Written request: Gather the lines that hold the string "JSON".

[Figure content listings]
━━━━━━━━━━
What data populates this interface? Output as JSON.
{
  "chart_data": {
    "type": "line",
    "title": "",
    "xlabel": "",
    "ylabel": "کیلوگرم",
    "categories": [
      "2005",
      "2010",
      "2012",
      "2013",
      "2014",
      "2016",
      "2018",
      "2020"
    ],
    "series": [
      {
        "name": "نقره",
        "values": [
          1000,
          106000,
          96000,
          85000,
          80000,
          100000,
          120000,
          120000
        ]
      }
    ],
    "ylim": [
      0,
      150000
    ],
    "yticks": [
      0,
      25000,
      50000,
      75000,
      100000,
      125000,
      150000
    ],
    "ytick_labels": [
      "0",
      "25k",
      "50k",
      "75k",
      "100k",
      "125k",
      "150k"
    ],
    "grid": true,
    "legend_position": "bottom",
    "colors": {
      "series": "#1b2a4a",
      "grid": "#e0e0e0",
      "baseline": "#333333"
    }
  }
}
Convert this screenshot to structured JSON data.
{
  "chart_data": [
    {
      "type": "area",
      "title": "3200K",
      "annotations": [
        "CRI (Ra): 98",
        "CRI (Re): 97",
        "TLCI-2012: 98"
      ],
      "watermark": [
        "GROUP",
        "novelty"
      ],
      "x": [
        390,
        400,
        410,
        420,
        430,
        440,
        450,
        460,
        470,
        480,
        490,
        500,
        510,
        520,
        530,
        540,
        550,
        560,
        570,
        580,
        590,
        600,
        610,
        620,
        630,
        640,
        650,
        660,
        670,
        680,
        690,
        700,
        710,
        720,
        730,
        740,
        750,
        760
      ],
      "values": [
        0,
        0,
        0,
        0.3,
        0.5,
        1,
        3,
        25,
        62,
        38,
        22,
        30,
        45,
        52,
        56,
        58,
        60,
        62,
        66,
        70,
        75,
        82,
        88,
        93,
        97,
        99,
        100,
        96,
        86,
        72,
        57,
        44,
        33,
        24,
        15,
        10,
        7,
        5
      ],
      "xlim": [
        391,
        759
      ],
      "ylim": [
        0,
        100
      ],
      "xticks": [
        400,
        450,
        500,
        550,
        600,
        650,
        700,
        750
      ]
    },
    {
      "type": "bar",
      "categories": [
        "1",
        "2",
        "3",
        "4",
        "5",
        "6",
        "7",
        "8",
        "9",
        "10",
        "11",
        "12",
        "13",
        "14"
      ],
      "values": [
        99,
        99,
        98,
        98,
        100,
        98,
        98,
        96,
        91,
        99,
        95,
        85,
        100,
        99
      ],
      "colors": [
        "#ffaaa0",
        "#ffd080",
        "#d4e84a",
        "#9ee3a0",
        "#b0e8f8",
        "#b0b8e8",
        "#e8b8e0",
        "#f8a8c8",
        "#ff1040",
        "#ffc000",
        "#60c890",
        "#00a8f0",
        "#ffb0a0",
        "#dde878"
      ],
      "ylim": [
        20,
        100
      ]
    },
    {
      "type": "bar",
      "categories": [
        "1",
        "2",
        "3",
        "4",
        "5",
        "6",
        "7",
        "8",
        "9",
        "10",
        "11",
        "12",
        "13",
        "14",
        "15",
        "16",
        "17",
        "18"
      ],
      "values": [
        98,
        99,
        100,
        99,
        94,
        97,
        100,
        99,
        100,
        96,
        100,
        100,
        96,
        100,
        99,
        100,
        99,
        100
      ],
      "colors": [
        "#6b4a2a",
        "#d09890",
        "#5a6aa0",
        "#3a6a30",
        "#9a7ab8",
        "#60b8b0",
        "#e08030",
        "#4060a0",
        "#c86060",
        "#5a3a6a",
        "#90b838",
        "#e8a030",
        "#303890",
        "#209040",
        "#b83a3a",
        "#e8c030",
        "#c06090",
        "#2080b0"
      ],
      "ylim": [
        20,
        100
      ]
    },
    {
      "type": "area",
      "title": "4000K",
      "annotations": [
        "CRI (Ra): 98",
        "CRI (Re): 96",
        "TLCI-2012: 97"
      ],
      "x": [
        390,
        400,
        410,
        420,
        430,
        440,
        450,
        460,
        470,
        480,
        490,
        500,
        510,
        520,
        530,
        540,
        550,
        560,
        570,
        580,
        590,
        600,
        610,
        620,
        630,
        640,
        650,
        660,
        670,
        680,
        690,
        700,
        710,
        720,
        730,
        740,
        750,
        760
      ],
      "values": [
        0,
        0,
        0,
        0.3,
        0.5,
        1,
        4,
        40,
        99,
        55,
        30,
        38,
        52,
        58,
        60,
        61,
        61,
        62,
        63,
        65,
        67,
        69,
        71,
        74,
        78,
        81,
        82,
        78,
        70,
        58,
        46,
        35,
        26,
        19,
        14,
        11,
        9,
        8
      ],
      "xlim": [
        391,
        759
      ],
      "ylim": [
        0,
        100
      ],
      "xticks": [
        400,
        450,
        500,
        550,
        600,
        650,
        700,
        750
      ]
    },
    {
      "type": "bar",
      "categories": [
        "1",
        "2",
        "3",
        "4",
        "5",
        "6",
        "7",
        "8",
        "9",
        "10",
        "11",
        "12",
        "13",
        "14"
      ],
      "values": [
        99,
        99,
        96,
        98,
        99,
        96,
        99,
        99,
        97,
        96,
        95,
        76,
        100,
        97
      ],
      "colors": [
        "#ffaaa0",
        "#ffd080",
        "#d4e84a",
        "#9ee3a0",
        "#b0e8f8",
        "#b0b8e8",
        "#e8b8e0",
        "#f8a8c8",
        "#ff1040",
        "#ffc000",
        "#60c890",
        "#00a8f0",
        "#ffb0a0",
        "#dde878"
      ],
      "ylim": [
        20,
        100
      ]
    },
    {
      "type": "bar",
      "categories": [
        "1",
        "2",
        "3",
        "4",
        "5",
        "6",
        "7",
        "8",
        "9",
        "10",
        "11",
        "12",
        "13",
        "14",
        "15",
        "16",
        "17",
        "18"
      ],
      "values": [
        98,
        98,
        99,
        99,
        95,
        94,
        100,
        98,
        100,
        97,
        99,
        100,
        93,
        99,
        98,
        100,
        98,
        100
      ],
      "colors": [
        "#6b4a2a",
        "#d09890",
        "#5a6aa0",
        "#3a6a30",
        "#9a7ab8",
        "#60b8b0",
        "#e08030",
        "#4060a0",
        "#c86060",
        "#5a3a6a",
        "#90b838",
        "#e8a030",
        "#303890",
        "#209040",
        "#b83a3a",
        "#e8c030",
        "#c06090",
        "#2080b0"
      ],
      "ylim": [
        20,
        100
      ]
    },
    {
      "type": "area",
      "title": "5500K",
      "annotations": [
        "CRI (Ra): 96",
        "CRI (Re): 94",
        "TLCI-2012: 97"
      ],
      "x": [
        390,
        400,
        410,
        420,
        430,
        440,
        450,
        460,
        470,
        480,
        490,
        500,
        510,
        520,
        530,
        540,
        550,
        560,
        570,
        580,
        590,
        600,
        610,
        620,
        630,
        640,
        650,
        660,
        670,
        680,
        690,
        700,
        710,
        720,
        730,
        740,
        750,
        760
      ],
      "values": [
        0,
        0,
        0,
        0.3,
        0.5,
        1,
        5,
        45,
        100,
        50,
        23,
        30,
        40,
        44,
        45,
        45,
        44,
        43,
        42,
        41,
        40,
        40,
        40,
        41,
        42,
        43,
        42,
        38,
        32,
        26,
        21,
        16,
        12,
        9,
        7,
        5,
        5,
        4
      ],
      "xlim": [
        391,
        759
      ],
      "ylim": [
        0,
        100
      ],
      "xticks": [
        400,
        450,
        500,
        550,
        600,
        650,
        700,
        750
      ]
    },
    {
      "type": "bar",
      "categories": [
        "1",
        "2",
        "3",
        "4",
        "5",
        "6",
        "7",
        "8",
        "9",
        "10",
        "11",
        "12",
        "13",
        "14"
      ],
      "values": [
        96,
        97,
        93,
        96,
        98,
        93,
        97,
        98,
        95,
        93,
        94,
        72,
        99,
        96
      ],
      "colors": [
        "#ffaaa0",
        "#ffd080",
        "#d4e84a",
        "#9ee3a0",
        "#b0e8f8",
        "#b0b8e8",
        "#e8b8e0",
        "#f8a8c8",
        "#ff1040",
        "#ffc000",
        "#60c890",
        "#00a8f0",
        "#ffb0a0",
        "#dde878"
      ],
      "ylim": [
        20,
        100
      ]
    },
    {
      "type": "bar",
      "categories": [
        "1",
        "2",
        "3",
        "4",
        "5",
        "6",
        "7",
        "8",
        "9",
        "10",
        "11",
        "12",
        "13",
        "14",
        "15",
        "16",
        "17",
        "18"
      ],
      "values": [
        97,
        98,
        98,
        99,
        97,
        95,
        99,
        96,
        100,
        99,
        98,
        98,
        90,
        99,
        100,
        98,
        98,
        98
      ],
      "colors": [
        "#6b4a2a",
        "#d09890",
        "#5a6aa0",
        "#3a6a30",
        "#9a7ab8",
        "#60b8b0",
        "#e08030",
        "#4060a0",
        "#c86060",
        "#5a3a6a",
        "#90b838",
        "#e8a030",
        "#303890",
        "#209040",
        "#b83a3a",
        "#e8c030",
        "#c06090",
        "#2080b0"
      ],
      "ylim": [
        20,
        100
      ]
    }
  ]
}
━━━━━━━━━━
Finished answer:
What data populates this interface? Output as JSON.
Convert this screenshot to structured JSON data.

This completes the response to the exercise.